Excerpts from a figure dataset:
══════════

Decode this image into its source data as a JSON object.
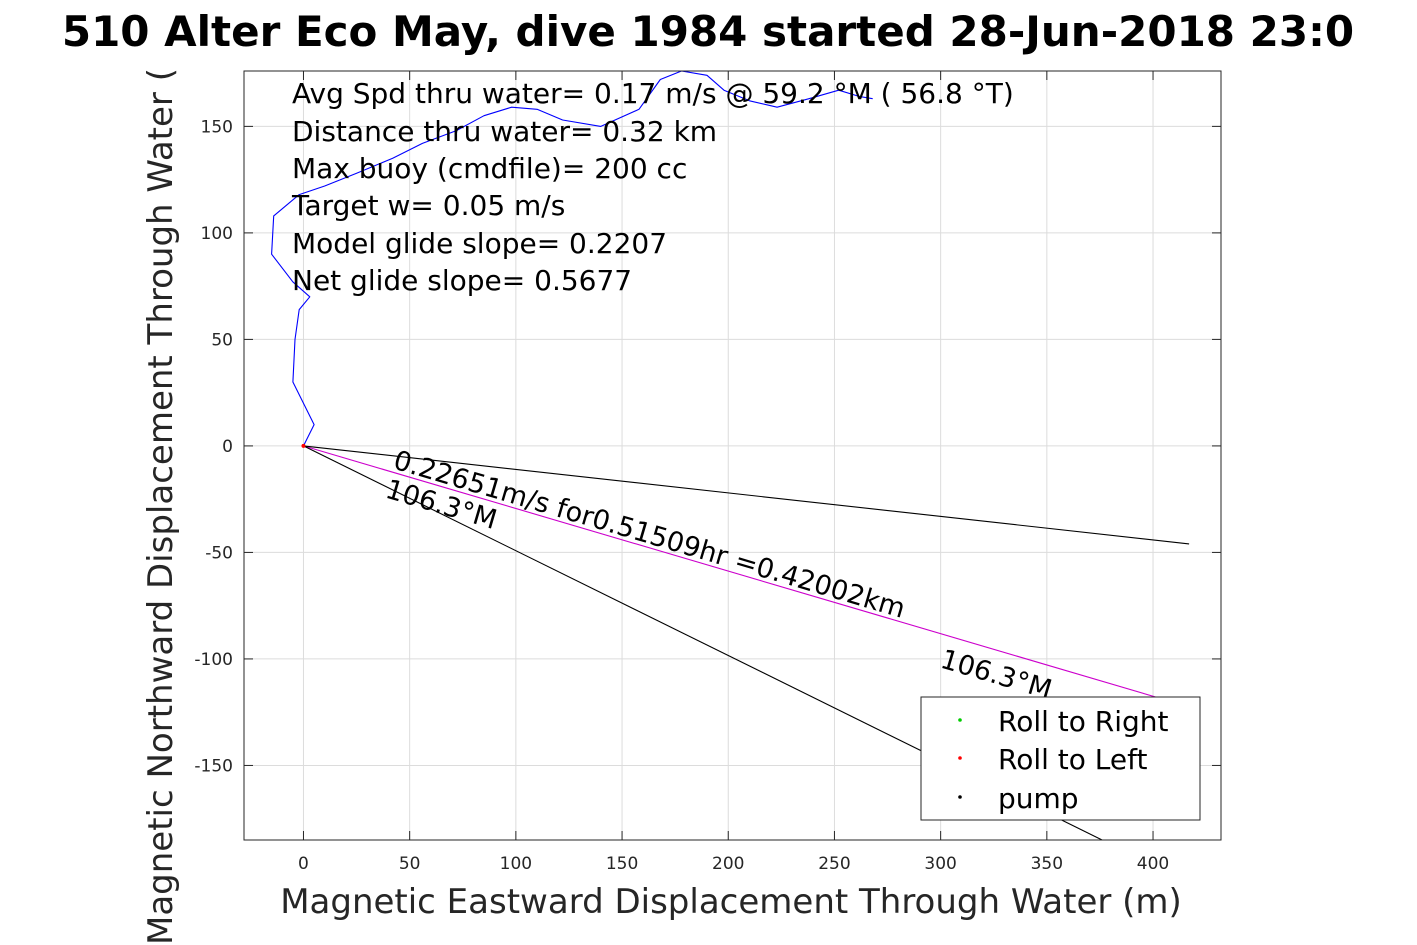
{
  "chart_data": {
    "type": "line",
    "title": "510 Alter Eco May, dive 1984 started 28-Jun-2018 23:0",
    "xlabel": "Magnetic Eastward Displacement Through Water (m)",
    "ylabel": "Magnetic Northward Displacement Through Water (",
    "xlim": [
      -28,
      432
    ],
    "ylim": [
      -185,
      176
    ],
    "xticks": [
      0,
      50,
      100,
      150,
      200,
      250,
      300,
      350,
      400
    ],
    "yticks": [
      -150,
      -100,
      -50,
      0,
      50,
      100,
      150
    ],
    "grid": true,
    "info_lines": [
      "Avg Spd thru water=  0.17 m/s @  59.2 °M ( 56.8 °T)",
      "Distance thru water=  0.32 km",
      "Max buoy (cmdfile)= 200 cc",
      "Target w= 0.05 m/s",
      "Model glide slope= 0.2207",
      "Net glide slope= 0.5677"
    ],
    "annotations": {
      "current_text": "0.22651m/s for0.51509hr =0.42002km",
      "heading_upper": "106.3°M",
      "heading_lower": "106.3°M"
    },
    "legend": {
      "position": "bottom-right",
      "entries": [
        {
          "label": "Roll to Right",
          "color": "#00cc00"
        },
        {
          "label": "Roll to Left",
          "color": "#ff0000"
        },
        {
          "label": "pump",
          "color": "#000000"
        }
      ]
    },
    "series": [
      {
        "color": "#0000ff",
        "x": [
          0,
          5,
          -5,
          -4,
          -2,
          3,
          -5,
          -15,
          -14,
          -2,
          10,
          25,
          42,
          56,
          72,
          85,
          98,
          110,
          122,
          140,
          158,
          168,
          178,
          190,
          198,
          210,
          223,
          238,
          252,
          262,
          268
        ],
        "y": [
          0,
          10,
          30,
          50,
          64,
          70,
          77,
          90,
          108,
          118,
          122,
          128,
          135,
          142,
          148,
          155,
          159,
          158,
          153,
          150,
          158,
          172,
          176,
          174,
          167,
          162,
          159,
          163,
          167,
          164,
          163
        ]
      },
      {
        "color": "#cc00cc",
        "x": [
          0,
          405
        ],
        "y": [
          0,
          -119
        ]
      },
      {
        "color": "#000000",
        "x": [
          0,
          417
        ],
        "y": [
          0,
          -46
        ]
      },
      {
        "color": "#000000",
        "x": [
          0,
          376
        ],
        "y": [
          0,
          -185
        ]
      }
    ]
  }
}
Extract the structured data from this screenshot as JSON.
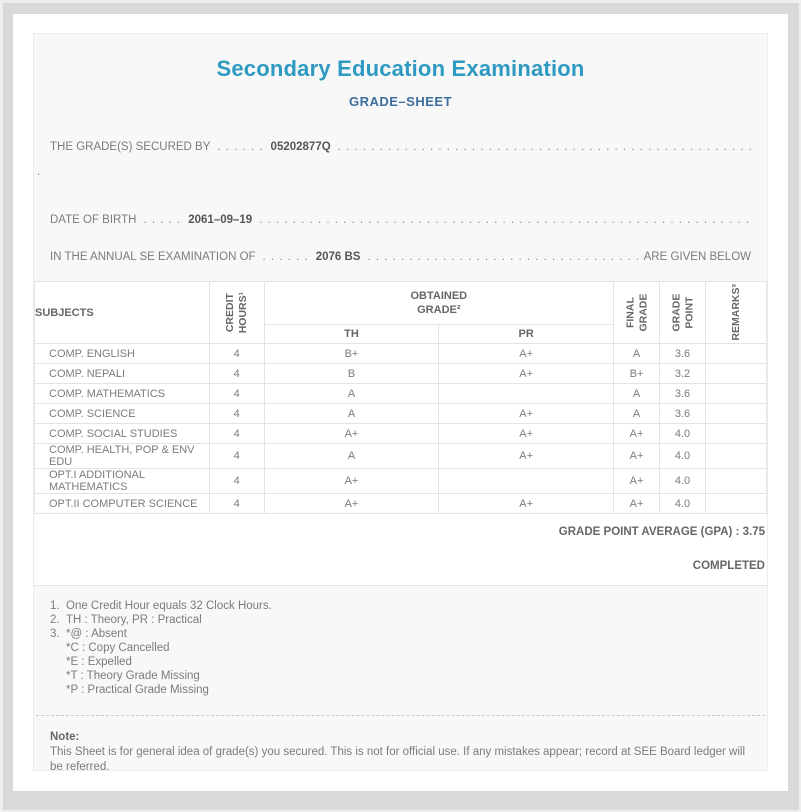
{
  "header": {
    "title": "Secondary Education Examination",
    "subtitle": "GRADE–SHEET"
  },
  "student": {
    "secured_by_label": "THE GRADE(S) SECURED BY",
    "secured_by_dots": ". . . . . .",
    "secured_by_value": "05202877Q",
    "secured_by_trail": ". . . . . . . . . . . . . . . . . . . . . . . . . . . . . . . . . . . . . . . . . . . . . . . . . . . . . . . . . . . . . . . . . . . . . . . . . . . . . . . . . . . . . . . . . . . . . . . . . . . . . . . . . . . . . . . .",
    "continuation_dot": ".",
    "dob_label": "DATE OF BIRTH",
    "dob_dots": ". . . . .",
    "dob_value": "2061–09–19",
    "dob_trail": ". . . . . . . . . . . . . . . . . . . . . . . . . . . . . . . . . . . . . . . . . . . . . . . . . . . . . . . . . . . . . . . . . . . . . . . . . . . . . . . . . . . . . . . . . . . . . . . . . . . . . . . . . . . . . . . .",
    "exam_label": "IN THE ANNUAL SE EXAMINATION OF",
    "exam_dots": ". . . . . .",
    "exam_value": "2076 BS",
    "exam_trail": ". . . . . . . . . . . . . . . . . . . . . . . . . . . . . . . . . . . . . . . . . . . . . . . . . . . . . . . . . . . . . . . . . . . . . . . . . . . . . . . . . . . . . . . . . . . .",
    "exam_suffix": "ARE GIVEN BELOW"
  },
  "table": {
    "headers": {
      "subjects": "SUBJECTS",
      "credit_hours": "CREDIT\nHOURS¹",
      "obtained_grade": "OBTAINED\nGRADE²",
      "th": "TH",
      "pr": "PR",
      "final_grade": "FINAL\nGRADE",
      "grade_point": "GRADE\nPOINT",
      "remarks": "REMARKS³"
    },
    "rows": [
      {
        "subject": "COMP. ENGLISH",
        "credit": "4",
        "th": "B+",
        "pr": "A+",
        "final": "A",
        "gp": "3.6",
        "remarks": ""
      },
      {
        "subject": "COMP. NEPALI",
        "credit": "4",
        "th": "B",
        "pr": "A+",
        "final": "B+",
        "gp": "3.2",
        "remarks": ""
      },
      {
        "subject": "COMP. MATHEMATICS",
        "credit": "4",
        "th": "A",
        "pr": "",
        "final": "A",
        "gp": "3.6",
        "remarks": ""
      },
      {
        "subject": "COMP. SCIENCE",
        "credit": "4",
        "th": "A",
        "pr": "A+",
        "final": "A",
        "gp": "3.6",
        "remarks": ""
      },
      {
        "subject": "COMP. SOCIAL STUDIES",
        "credit": "4",
        "th": "A+",
        "pr": "A+",
        "final": "A+",
        "gp": "4.0",
        "remarks": ""
      },
      {
        "subject": "COMP. HEALTH, POP & ENV EDU",
        "credit": "4",
        "th": "A",
        "pr": "A+",
        "final": "A+",
        "gp": "4.0",
        "remarks": ""
      },
      {
        "subject": "OPT.I ADDITIONAL MATHEMATICS",
        "credit": "4",
        "th": "A+",
        "pr": "",
        "final": "A+",
        "gp": "4.0",
        "remarks": ""
      },
      {
        "subject": "OPT.II COMPUTER SCIENCE",
        "credit": "4",
        "th": "A+",
        "pr": "A+",
        "final": "A+",
        "gp": "4.0",
        "remarks": ""
      }
    ]
  },
  "summary": {
    "gpa_label": "GRADE POINT AVERAGE (GPA) :",
    "gpa_value": "3.75",
    "status": "COMPLETED"
  },
  "footnotes": [
    {
      "num": "1.",
      "text": "One Credit Hour equals 32 Clock Hours."
    },
    {
      "num": "2.",
      "text": "TH : Theory, PR : Practical"
    },
    {
      "num": "3.",
      "text": "*@ : Absent"
    },
    {
      "num": "",
      "text": "*C : Copy Cancelled"
    },
    {
      "num": "",
      "text": "*E : Expelled"
    },
    {
      "num": "",
      "text": "*T : Theory Grade Missing"
    },
    {
      "num": "",
      "text": "*P : Practical Grade Missing"
    }
  ],
  "note": {
    "heading": "Note:",
    "text": "This Sheet is for general idea of grade(s) you secured. This is not for official use. If any mistakes appear; record at SEE Board ledger will be referred."
  },
  "colors": {
    "title_accent": "#2e9ac2",
    "subtitle_accent": "#3b6e9e",
    "frame_gray": "#d9d9d9",
    "panel_bg": "#f8f8f8"
  }
}
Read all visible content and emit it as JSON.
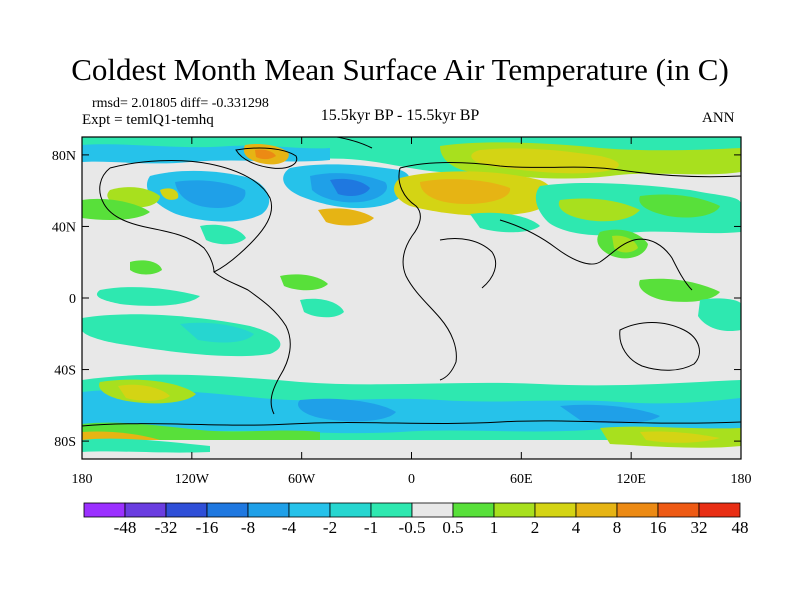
{
  "title": "Coldest Month Mean Surface Air Temperature (in C)",
  "stats": "rmsd= 2.01805 diff= -0.331298",
  "experiment": "Expt = temlQ1-temhq",
  "period": "15.5kyr BP - 15.5kyr BP",
  "season": "ANN",
  "map": {
    "lon_ticks": [
      "180",
      "120W",
      "60W",
      "0",
      "60E",
      "120E",
      "180"
    ],
    "lat_ticks": [
      "80N",
      "40N",
      "0",
      "40S",
      "80S"
    ],
    "lat_tick_values": [
      80,
      40,
      0,
      -40,
      -80
    ],
    "lon_tick_values": [
      -180,
      -120,
      -60,
      0,
      60,
      120,
      180
    ],
    "lat_range": [
      -90,
      90
    ],
    "lon_range": [
      -180,
      180
    ]
  },
  "colorbar": {
    "labels": [
      "-48",
      "-32",
      "-16",
      "-8",
      "-4",
      "-2",
      "-1",
      "-0.5",
      "0.5",
      "1",
      "2",
      "4",
      "8",
      "16",
      "32",
      "48"
    ],
    "colors": [
      "#9b30ff",
      "#6a3de0",
      "#2f4fd8",
      "#1f78e0",
      "#1fa0e8",
      "#26c2ea",
      "#26d6d0",
      "#2ee8b0",
      "#e8e8e8",
      "#58e03a",
      "#a8e01e",
      "#d4d414",
      "#e6b414",
      "#ec8a14",
      "#ee5a14",
      "#e82e14"
    ]
  }
}
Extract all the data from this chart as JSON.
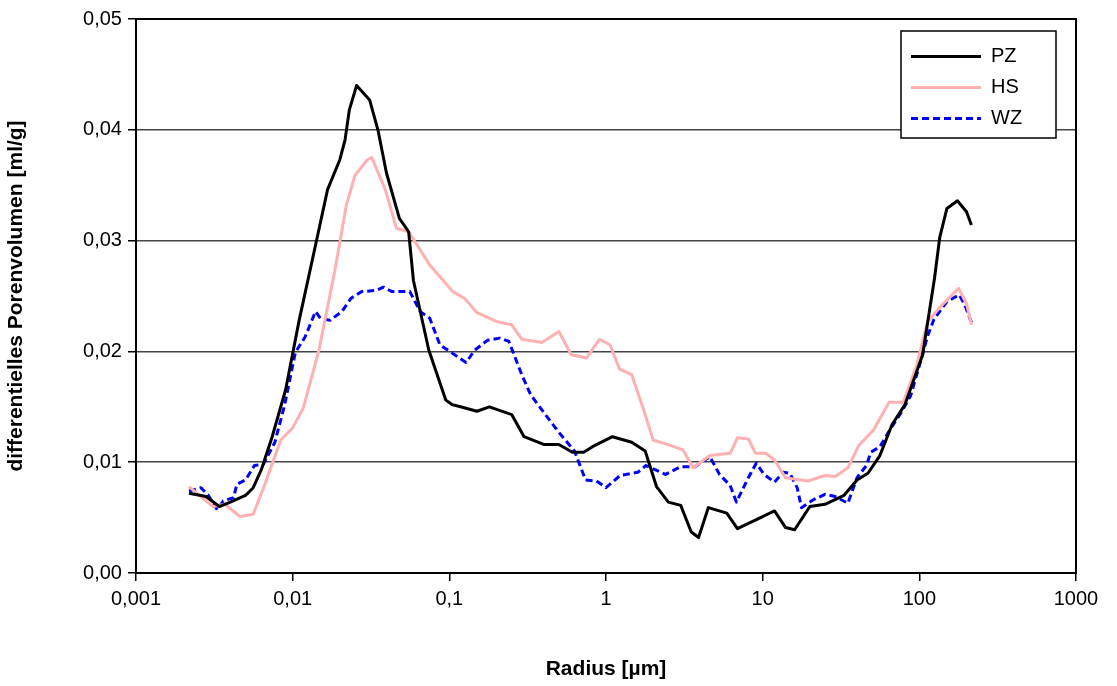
{
  "chart_data": {
    "type": "line",
    "xlabel": "Radius [µm]",
    "ylabel": "differentielles Porenvolumen [ml/g]",
    "log": "x",
    "xlim": [
      0.001,
      1000
    ],
    "xticks": [
      {
        "value": 0.001,
        "label": "0,001"
      },
      {
        "value": 0.01,
        "label": "0,01"
      },
      {
        "value": 0.1,
        "label": "0,1"
      },
      1,
      10,
      100,
      1000
    ],
    "ylim": [
      0,
      0.05
    ],
    "yticks": [
      {
        "value": 0,
        "label": "0,00"
      },
      {
        "value": 0.01,
        "label": "0,01"
      },
      {
        "value": 0.02,
        "label": "0,02"
      },
      {
        "value": 0.03,
        "label": "0,03"
      },
      {
        "value": 0.04,
        "label": "0,04"
      },
      {
        "value": 0.05,
        "label": "0,05"
      }
    ],
    "grid": "y",
    "legend": "top right",
    "marker": "none",
    "series": [
      {
        "name": "PZ",
        "color": "#000000",
        "line_style": "solid",
        "x": [
          0.00218,
          0.0028,
          0.0034,
          0.004,
          0.005,
          0.0056,
          0.0063,
          0.0074,
          0.009,
          0.011,
          0.0138,
          0.0167,
          0.02,
          0.0216,
          0.023,
          0.0256,
          0.031,
          0.035,
          0.0397,
          0.048,
          0.055,
          0.059,
          0.074,
          0.095,
          0.104,
          0.118,
          0.15,
          0.18,
          0.25,
          0.3,
          0.4,
          0.5,
          0.61,
          0.72,
          0.82,
          1.1,
          1.46,
          1.78,
          2.1,
          2.5,
          3.0,
          3.5,
          3.9,
          4.5,
          5.9,
          6.9,
          9.7,
          11.9,
          14,
          16,
          20,
          25,
          33,
          40,
          47,
          56,
          67,
          81,
          105,
          125,
          135,
          150,
          175,
          200,
          215
        ],
        "values": [
          0.0072,
          0.0069,
          0.006,
          0.0064,
          0.007,
          0.0077,
          0.0093,
          0.0123,
          0.0165,
          0.0228,
          0.0292,
          0.0346,
          0.0373,
          0.0391,
          0.0418,
          0.044,
          0.0427,
          0.04,
          0.0361,
          0.032,
          0.0308,
          0.0264,
          0.0201,
          0.0156,
          0.0152,
          0.015,
          0.0146,
          0.015,
          0.0143,
          0.0123,
          0.0116,
          0.0116,
          0.0109,
          0.0109,
          0.0114,
          0.0123,
          0.0118,
          0.011,
          0.0078,
          0.0064,
          0.0061,
          0.0037,
          0.0032,
          0.0059,
          0.0054,
          0.004,
          0.005,
          0.0056,
          0.0041,
          0.0039,
          0.006,
          0.0062,
          0.007,
          0.0084,
          0.009,
          0.0106,
          0.0134,
          0.0152,
          0.0197,
          0.0266,
          0.0303,
          0.0329,
          0.0336,
          0.0326,
          0.0314
        ]
      },
      {
        "name": "HS",
        "color": "#ffb0b0",
        "line_style": "solid",
        "x": [
          0.00218,
          0.0026,
          0.0031,
          0.0037,
          0.0046,
          0.0056,
          0.0066,
          0.0084,
          0.01,
          0.0117,
          0.0147,
          0.0186,
          0.022,
          0.025,
          0.03,
          0.032,
          0.039,
          0.046,
          0.055,
          0.075,
          0.105,
          0.125,
          0.15,
          0.2,
          0.25,
          0.29,
          0.39,
          0.5,
          0.6,
          0.75,
          0.91,
          1.06,
          1.22,
          1.46,
          1.75,
          2.0,
          2.6,
          3.1,
          3.6,
          4.6,
          6.2,
          6.9,
          8.1,
          9.0,
          10.5,
          11.9,
          14,
          19.4,
          25,
          29,
          35,
          41,
          51,
          64,
          79,
          96,
          113,
          140,
          178,
          200,
          215
        ],
        "values": [
          0.0078,
          0.0069,
          0.006,
          0.0062,
          0.0051,
          0.0053,
          0.0079,
          0.012,
          0.0131,
          0.0149,
          0.0201,
          0.0273,
          0.0332,
          0.0359,
          0.0373,
          0.0375,
          0.0346,
          0.0311,
          0.0308,
          0.0278,
          0.0254,
          0.0248,
          0.0235,
          0.0227,
          0.0224,
          0.0211,
          0.0208,
          0.0218,
          0.0197,
          0.0194,
          0.0211,
          0.0206,
          0.0184,
          0.0179,
          0.0146,
          0.012,
          0.0115,
          0.0111,
          0.0095,
          0.0106,
          0.0108,
          0.0122,
          0.0121,
          0.0108,
          0.0108,
          0.0102,
          0.0086,
          0.0083,
          0.0088,
          0.0087,
          0.0095,
          0.0115,
          0.0129,
          0.0154,
          0.0154,
          0.0187,
          0.0227,
          0.0242,
          0.0257,
          0.0243,
          0.0224
        ]
      },
      {
        "name": "WZ",
        "color": "#0000ff",
        "line_style": "dashed",
        "x": [
          0.00218,
          0.0026,
          0.0029,
          0.0033,
          0.0036,
          0.0042,
          0.0044,
          0.005,
          0.0057,
          0.0065,
          0.0077,
          0.0089,
          0.0104,
          0.012,
          0.014,
          0.015,
          0.0173,
          0.0206,
          0.0236,
          0.0276,
          0.034,
          0.038,
          0.043,
          0.048,
          0.056,
          0.065,
          0.075,
          0.087,
          0.108,
          0.128,
          0.145,
          0.175,
          0.21,
          0.24,
          0.29,
          0.33,
          0.41,
          0.5,
          0.63,
          0.74,
          0.87,
          1.0,
          1.23,
          1.6,
          1.8,
          2.4,
          3.0,
          3.7,
          4.6,
          5.3,
          6.2,
          6.8,
          8.1,
          9.1,
          10.2,
          11.9,
          13.5,
          14.9,
          16.6,
          17.7,
          21,
          25,
          29,
          35,
          40,
          46,
          49,
          56,
          66,
          76,
          88,
          100,
          113,
          124,
          150,
          180,
          195,
          215
        ],
        "values": [
          0.0074,
          0.0077,
          0.007,
          0.0057,
          0.0065,
          0.0068,
          0.008,
          0.0084,
          0.0097,
          0.0098,
          0.0118,
          0.0152,
          0.0199,
          0.0213,
          0.0236,
          0.023,
          0.0228,
          0.0236,
          0.0248,
          0.0254,
          0.0255,
          0.0258,
          0.0254,
          0.0254,
          0.0254,
          0.0236,
          0.023,
          0.0206,
          0.0197,
          0.019,
          0.0201,
          0.021,
          0.0212,
          0.0209,
          0.0179,
          0.0161,
          0.0143,
          0.0127,
          0.011,
          0.0084,
          0.0083,
          0.0077,
          0.0088,
          0.0091,
          0.0097,
          0.0089,
          0.0096,
          0.0096,
          0.0105,
          0.0089,
          0.0079,
          0.0064,
          0.0086,
          0.0099,
          0.0089,
          0.0082,
          0.0091,
          0.009,
          0.0077,
          0.0059,
          0.0066,
          0.0071,
          0.0069,
          0.0063,
          0.0086,
          0.0097,
          0.0109,
          0.0114,
          0.0131,
          0.0144,
          0.016,
          0.0187,
          0.0214,
          0.0229,
          0.0245,
          0.0251,
          0.0242,
          0.0226
        ]
      }
    ]
  }
}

══════════

WHAT IS NEEDED: Output nothing but the number of lines in the data containing the string "MATHEMATICS".

RESPONSE BELOW: 2